Aim of the exercise: Where a line contains the string "general", copy that line.

Input material:
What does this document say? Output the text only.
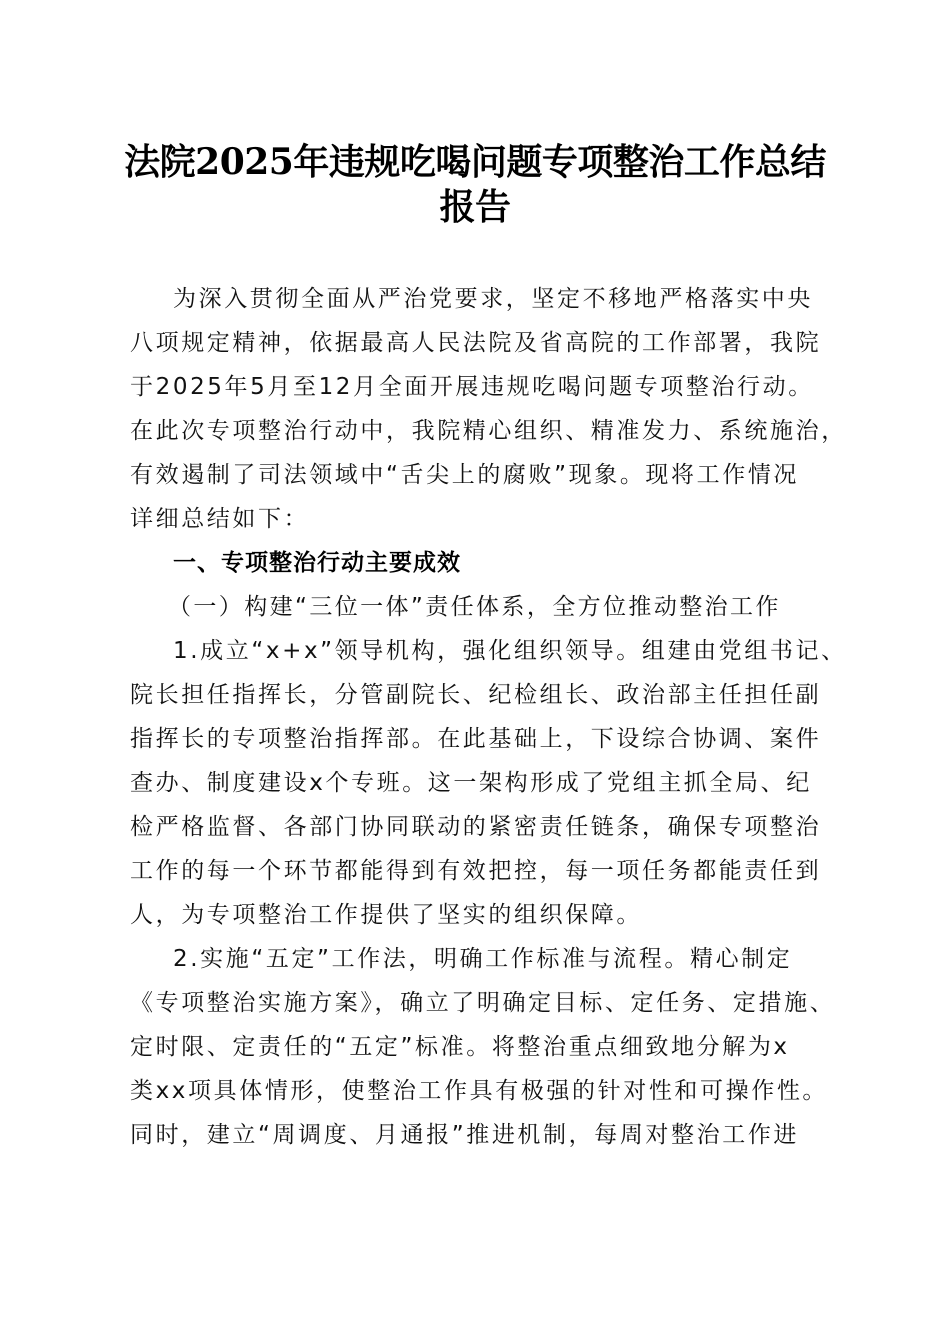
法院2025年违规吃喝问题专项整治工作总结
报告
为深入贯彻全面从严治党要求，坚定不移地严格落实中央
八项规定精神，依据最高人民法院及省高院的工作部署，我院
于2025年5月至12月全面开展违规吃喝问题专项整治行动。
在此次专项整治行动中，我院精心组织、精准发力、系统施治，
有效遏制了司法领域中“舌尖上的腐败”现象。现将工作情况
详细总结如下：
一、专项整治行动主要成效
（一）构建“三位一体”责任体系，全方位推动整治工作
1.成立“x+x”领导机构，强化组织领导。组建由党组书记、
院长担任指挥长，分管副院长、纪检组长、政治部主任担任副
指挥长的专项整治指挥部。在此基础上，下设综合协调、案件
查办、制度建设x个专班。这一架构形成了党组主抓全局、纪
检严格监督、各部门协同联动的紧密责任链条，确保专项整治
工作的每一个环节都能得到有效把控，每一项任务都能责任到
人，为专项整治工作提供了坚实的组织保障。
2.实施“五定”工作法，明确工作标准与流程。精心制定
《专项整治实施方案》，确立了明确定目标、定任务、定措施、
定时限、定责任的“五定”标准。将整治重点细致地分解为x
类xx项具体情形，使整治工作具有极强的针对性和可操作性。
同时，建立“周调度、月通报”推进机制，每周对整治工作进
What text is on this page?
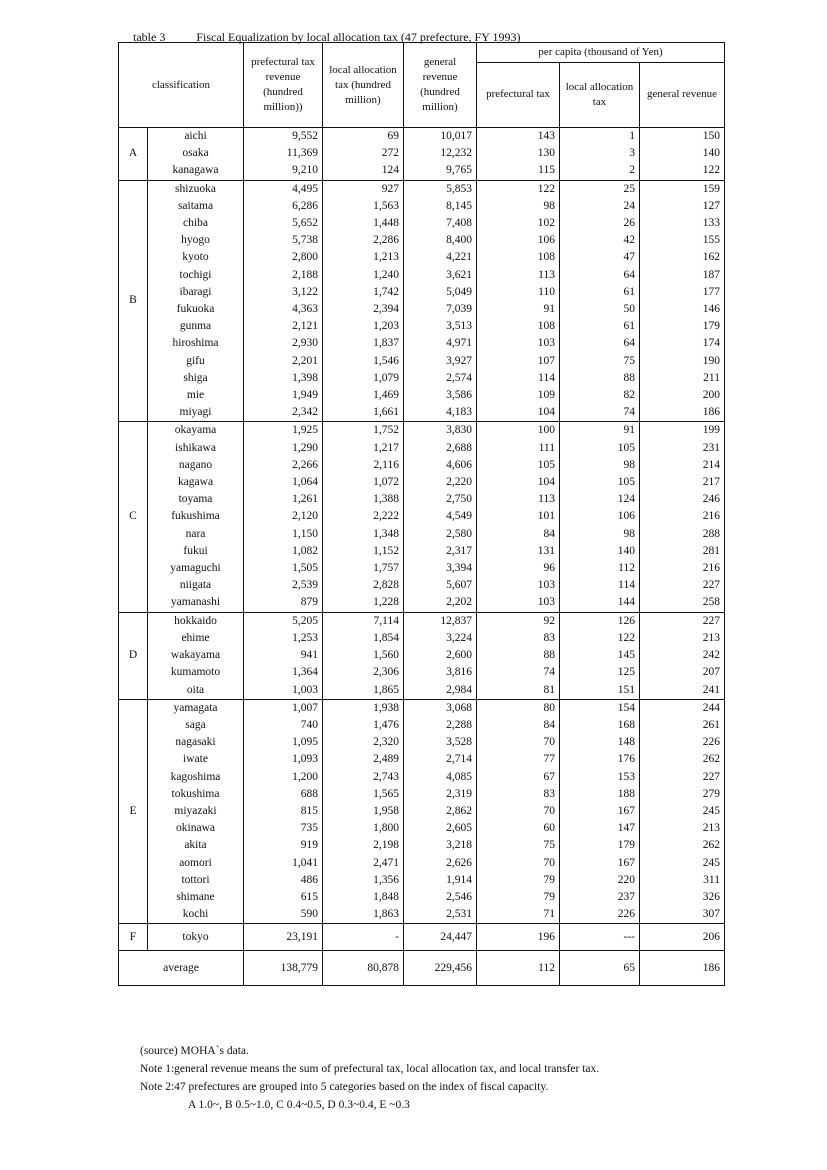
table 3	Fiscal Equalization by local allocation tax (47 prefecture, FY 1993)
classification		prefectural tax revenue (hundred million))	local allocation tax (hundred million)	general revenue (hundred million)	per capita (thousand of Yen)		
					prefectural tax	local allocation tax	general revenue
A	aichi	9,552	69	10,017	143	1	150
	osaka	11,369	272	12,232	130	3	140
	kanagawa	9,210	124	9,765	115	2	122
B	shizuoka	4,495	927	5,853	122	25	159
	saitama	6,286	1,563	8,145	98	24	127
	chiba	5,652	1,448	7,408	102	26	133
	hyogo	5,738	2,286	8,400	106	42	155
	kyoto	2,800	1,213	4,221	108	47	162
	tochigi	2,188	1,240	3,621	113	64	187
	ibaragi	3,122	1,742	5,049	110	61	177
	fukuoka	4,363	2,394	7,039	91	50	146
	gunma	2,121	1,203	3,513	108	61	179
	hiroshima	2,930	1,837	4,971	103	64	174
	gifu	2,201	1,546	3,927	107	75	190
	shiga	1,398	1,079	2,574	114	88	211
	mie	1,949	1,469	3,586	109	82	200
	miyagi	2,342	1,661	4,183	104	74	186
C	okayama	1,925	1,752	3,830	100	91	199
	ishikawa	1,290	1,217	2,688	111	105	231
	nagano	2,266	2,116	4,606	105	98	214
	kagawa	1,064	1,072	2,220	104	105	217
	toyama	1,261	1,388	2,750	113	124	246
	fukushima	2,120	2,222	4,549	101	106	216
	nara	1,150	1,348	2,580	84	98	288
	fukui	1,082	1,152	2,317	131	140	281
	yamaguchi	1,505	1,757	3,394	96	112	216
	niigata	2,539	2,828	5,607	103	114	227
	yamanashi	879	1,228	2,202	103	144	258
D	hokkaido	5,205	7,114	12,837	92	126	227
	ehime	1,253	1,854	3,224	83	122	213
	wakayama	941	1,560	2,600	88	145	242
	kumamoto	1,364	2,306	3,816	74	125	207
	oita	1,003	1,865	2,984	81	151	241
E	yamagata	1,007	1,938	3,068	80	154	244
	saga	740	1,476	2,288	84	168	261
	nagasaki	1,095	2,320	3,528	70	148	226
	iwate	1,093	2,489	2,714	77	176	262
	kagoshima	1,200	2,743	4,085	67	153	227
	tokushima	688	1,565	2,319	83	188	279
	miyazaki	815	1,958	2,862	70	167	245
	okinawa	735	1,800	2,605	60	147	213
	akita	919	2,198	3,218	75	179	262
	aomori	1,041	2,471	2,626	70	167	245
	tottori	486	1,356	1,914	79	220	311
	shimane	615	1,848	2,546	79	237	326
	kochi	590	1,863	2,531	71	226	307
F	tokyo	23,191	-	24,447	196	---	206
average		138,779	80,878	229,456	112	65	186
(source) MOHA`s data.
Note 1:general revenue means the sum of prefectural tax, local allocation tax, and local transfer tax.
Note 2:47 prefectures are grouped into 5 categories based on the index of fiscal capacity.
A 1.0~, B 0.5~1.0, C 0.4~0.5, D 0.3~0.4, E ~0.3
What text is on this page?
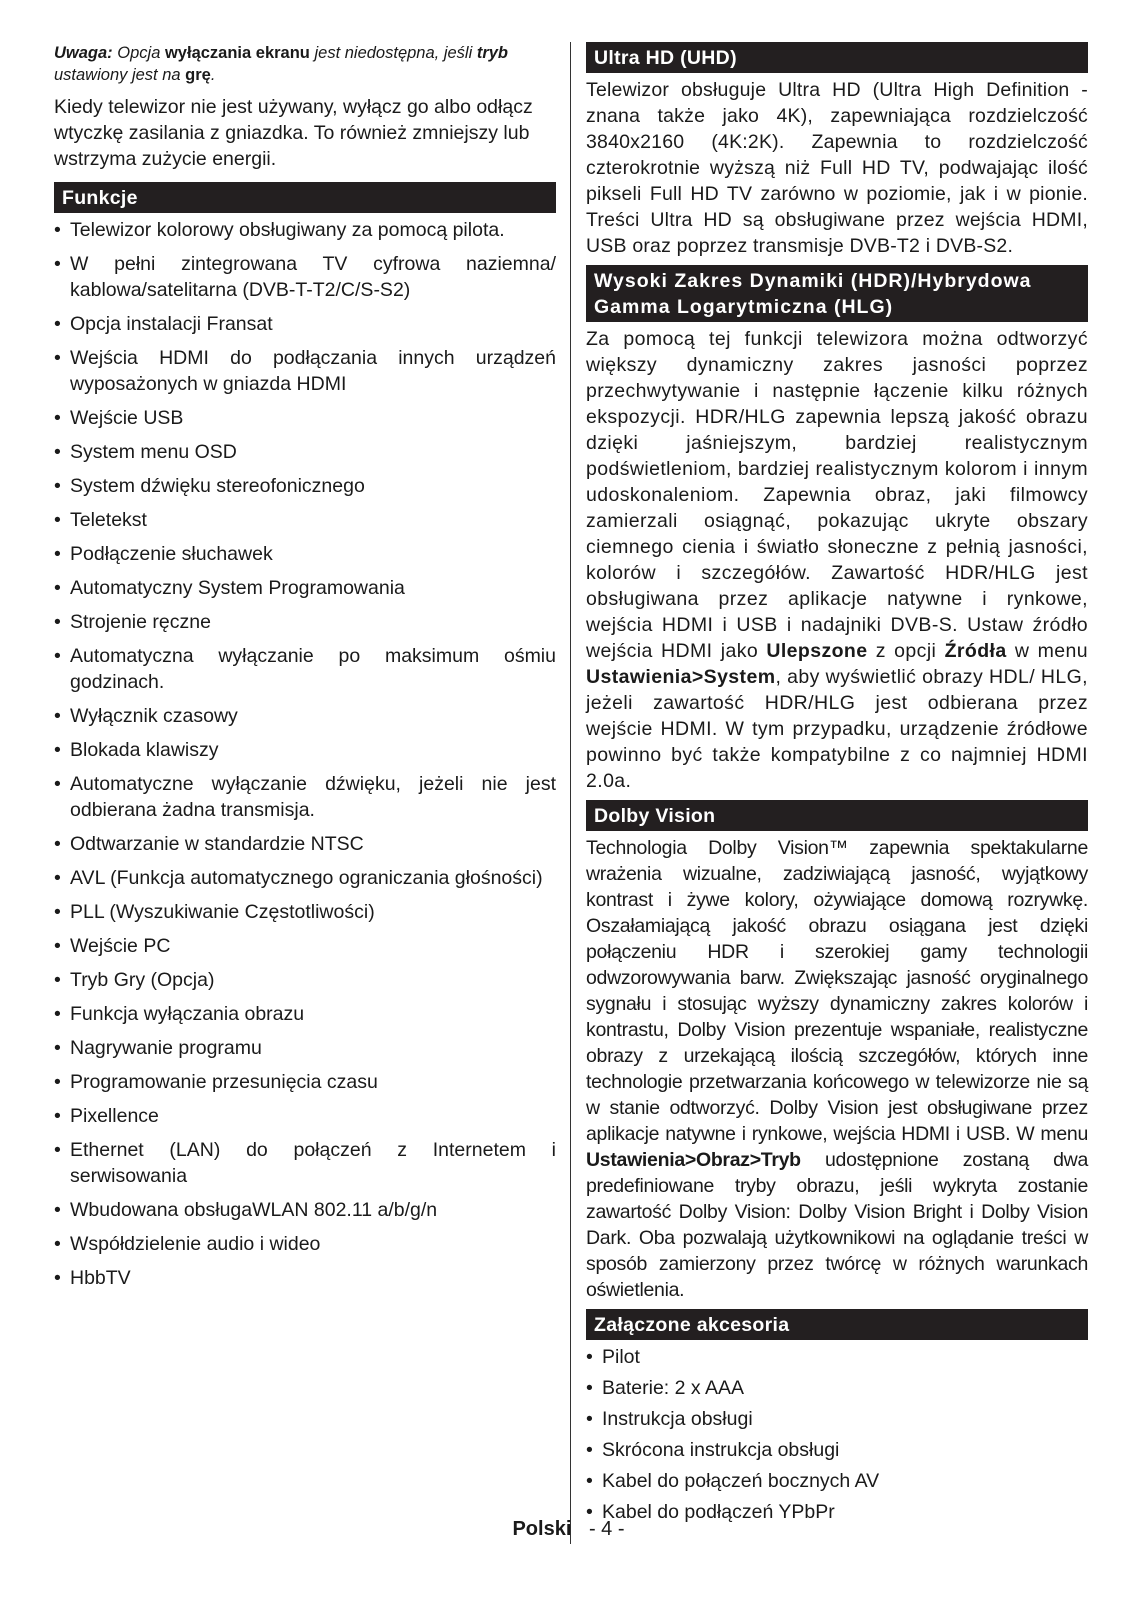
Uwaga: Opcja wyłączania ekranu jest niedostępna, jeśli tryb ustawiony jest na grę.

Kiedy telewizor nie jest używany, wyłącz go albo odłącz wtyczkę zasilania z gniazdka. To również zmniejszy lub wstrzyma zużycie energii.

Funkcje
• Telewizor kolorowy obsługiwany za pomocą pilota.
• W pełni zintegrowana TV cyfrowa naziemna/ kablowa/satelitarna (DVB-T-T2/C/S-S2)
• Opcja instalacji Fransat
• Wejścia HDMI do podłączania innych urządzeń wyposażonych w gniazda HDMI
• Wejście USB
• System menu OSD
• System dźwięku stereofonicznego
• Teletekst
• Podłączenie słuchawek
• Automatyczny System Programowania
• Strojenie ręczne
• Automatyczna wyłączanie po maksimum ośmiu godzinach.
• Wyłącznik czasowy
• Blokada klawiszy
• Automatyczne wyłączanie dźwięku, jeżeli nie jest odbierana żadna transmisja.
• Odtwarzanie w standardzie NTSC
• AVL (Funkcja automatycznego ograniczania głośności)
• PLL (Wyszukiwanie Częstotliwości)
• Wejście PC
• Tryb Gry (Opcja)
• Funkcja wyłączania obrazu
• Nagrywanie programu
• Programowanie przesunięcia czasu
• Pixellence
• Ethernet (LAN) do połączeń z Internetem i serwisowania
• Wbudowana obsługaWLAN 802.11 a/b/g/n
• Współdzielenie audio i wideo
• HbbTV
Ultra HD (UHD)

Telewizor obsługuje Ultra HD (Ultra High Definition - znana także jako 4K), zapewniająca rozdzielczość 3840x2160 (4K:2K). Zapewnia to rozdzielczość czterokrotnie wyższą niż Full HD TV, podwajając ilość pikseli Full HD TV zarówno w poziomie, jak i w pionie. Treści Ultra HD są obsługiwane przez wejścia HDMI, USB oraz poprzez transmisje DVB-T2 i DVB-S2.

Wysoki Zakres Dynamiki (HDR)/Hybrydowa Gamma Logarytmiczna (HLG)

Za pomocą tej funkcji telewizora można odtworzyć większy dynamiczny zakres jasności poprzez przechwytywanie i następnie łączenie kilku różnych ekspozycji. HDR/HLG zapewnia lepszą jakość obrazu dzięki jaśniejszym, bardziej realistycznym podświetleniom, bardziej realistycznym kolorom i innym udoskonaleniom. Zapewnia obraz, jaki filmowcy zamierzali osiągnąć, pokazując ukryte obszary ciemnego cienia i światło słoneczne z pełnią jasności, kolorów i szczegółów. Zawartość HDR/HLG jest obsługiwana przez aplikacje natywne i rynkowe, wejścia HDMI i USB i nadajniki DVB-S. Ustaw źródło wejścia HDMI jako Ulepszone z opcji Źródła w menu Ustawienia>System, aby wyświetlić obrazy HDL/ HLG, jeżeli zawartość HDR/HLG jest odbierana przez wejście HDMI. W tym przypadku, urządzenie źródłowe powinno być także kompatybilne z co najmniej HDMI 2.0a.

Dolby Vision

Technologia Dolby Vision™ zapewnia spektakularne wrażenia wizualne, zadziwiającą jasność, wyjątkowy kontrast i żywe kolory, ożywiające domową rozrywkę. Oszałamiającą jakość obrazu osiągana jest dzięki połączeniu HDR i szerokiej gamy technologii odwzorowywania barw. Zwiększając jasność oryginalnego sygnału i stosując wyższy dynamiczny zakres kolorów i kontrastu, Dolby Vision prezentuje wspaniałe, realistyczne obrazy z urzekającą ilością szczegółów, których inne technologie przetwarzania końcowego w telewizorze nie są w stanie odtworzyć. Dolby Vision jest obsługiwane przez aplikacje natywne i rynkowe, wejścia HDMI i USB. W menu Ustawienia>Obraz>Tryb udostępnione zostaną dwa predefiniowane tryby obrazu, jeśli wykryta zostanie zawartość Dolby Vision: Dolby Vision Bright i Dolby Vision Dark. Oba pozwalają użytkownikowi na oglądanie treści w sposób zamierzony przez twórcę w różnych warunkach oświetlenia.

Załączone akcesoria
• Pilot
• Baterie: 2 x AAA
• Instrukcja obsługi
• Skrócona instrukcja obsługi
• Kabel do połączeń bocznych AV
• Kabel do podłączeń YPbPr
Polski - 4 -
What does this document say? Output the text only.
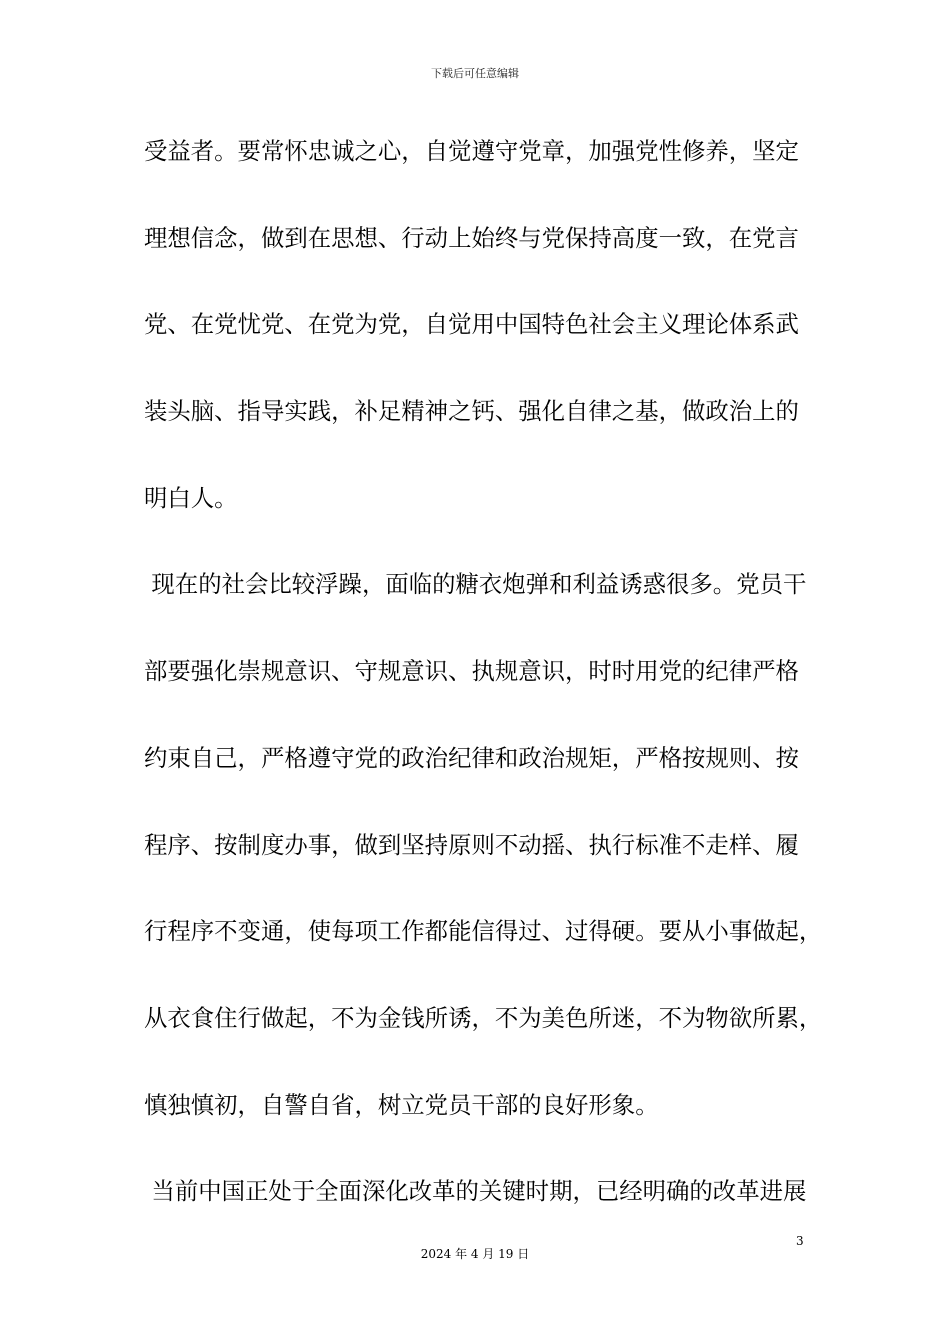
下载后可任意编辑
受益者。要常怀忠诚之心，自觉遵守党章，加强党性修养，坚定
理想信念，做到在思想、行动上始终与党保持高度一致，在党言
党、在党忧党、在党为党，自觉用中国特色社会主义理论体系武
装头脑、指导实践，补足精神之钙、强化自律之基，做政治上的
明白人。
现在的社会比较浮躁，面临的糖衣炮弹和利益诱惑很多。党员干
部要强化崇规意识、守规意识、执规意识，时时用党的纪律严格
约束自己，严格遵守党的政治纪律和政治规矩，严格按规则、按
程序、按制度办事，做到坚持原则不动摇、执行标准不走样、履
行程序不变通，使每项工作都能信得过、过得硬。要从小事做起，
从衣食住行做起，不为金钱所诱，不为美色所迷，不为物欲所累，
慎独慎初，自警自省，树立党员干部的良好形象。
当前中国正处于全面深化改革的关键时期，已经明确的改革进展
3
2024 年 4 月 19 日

Answer to this problem:
classification		prefectural tax revenue (hundred million))	local allocation tax (hundred million)	general revenue (hundred million)	per capita (thousand of Yen)		
					prefectural tax	local allocation tax	general revenue
Note 1:general revenue means the sum of prefectural tax, local allocation tax, and local transfer tax.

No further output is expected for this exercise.